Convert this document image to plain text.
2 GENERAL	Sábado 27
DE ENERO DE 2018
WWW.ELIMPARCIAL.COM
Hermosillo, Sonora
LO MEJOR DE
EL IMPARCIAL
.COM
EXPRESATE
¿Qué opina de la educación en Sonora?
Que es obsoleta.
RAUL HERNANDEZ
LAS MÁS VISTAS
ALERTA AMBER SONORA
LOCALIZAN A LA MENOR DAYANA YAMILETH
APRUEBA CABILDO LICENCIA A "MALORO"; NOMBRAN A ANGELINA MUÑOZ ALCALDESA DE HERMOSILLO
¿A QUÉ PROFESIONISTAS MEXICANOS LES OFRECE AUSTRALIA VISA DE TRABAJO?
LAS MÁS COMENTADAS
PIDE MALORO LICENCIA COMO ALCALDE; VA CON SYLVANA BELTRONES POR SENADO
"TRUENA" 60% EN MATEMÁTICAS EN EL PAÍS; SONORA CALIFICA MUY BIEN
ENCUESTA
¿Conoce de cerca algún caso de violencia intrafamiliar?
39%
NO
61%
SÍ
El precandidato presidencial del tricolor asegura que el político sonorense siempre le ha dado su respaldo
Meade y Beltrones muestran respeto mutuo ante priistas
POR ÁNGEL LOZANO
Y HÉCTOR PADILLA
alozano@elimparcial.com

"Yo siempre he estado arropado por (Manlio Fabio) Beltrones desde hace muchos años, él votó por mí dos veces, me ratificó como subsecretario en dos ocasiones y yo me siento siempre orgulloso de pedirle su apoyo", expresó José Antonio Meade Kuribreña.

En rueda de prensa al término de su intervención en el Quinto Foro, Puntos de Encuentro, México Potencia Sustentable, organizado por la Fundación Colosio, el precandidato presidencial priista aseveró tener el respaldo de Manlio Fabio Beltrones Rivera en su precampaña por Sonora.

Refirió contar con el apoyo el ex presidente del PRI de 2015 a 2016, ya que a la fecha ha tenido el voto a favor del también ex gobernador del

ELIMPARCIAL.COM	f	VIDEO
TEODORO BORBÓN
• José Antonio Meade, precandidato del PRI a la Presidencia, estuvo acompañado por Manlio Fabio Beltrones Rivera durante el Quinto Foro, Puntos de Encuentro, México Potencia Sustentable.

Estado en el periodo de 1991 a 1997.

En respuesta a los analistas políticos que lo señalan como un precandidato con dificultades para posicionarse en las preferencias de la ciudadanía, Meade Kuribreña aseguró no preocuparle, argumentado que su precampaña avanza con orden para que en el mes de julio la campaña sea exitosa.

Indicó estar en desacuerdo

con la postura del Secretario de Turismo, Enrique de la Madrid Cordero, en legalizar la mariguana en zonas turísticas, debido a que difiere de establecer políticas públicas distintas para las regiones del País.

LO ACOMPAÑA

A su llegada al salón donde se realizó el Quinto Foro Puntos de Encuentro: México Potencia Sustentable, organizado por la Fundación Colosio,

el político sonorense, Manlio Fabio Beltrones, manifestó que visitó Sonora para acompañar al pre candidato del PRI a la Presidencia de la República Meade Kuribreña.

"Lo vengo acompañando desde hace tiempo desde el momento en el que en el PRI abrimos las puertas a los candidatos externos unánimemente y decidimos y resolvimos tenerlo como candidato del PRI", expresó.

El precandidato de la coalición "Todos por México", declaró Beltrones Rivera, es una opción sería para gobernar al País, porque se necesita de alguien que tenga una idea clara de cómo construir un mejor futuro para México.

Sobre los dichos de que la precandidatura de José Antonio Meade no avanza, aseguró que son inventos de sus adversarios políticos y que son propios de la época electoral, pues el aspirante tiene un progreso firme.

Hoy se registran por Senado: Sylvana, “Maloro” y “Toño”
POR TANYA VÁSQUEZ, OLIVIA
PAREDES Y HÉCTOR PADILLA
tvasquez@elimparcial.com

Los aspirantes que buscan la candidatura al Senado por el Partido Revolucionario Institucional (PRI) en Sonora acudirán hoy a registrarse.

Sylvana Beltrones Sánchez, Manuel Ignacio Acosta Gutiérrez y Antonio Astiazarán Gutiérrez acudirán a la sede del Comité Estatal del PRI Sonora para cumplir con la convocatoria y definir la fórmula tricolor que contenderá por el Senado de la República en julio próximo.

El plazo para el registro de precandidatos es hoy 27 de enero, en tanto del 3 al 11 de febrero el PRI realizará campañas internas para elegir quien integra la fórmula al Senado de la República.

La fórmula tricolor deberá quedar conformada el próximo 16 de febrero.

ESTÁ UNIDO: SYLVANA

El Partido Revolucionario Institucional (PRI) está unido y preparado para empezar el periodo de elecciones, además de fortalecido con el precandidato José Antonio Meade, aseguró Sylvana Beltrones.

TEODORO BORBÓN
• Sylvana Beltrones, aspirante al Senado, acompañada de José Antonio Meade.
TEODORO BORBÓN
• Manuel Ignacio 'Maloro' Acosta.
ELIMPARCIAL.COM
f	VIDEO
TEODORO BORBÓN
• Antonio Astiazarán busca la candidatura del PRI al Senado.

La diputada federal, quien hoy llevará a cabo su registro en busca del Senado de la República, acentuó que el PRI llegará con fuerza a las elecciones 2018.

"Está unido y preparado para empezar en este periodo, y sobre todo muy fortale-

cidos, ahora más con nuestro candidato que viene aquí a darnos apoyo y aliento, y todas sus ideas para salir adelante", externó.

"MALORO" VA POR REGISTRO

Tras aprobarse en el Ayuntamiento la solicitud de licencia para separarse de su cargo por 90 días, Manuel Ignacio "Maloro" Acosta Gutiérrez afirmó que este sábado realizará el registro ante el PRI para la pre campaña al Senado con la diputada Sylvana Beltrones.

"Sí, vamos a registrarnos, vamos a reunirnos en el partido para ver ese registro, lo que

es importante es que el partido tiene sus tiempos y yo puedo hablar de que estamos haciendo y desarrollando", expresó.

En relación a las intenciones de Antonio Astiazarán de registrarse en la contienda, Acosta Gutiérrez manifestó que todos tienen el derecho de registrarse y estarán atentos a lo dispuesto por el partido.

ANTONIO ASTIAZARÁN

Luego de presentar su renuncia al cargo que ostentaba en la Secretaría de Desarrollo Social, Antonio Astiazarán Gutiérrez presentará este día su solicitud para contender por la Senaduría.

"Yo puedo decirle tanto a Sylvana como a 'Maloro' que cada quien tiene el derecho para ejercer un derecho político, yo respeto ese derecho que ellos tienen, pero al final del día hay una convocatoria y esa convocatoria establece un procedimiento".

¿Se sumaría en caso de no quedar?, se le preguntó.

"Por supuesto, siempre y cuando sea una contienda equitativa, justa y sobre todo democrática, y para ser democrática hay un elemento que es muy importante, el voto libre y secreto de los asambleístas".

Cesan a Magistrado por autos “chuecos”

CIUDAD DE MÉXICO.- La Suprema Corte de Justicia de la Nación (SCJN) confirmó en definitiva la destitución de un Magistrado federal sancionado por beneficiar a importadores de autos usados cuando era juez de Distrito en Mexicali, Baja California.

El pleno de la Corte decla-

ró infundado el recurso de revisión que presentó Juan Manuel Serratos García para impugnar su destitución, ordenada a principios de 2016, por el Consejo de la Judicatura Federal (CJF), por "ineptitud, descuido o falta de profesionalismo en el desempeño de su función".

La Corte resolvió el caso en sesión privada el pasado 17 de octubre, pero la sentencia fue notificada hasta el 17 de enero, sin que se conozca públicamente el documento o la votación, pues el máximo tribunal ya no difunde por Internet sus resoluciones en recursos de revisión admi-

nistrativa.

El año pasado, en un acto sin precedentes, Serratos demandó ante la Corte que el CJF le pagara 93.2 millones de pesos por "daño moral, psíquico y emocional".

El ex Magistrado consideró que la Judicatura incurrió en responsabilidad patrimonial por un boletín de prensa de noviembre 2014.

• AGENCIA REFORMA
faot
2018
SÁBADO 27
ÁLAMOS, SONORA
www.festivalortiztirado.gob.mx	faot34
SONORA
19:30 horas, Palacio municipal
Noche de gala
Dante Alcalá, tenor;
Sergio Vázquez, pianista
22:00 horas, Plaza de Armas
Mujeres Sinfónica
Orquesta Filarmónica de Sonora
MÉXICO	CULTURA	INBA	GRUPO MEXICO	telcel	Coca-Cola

::::::::

Work to do:
Isolate each line of the listing above that includes "fórmula". Copy it.

Output for this task:
Sylvana Beltrones Sánchez, Manuel Ignacio Acosta Gutiérrez y Antonio Astiazarán Gutiérrez acudirán a la sede del Comité Estatal del PRI Sonora para cumplir con la convocatoria y definir la fórmula tricolor que contenderá por el Senado de la República en julio próximo.
El plazo para el registro de precandidatos es hoy 27 de enero, en tanto del 3 al 11 de febrero el PRI realizará campañas internas para elegir quien integra la fórmula al Senado de la República.
La fórmula tricolor deberá quedar conformada el próximo 16 de febrero.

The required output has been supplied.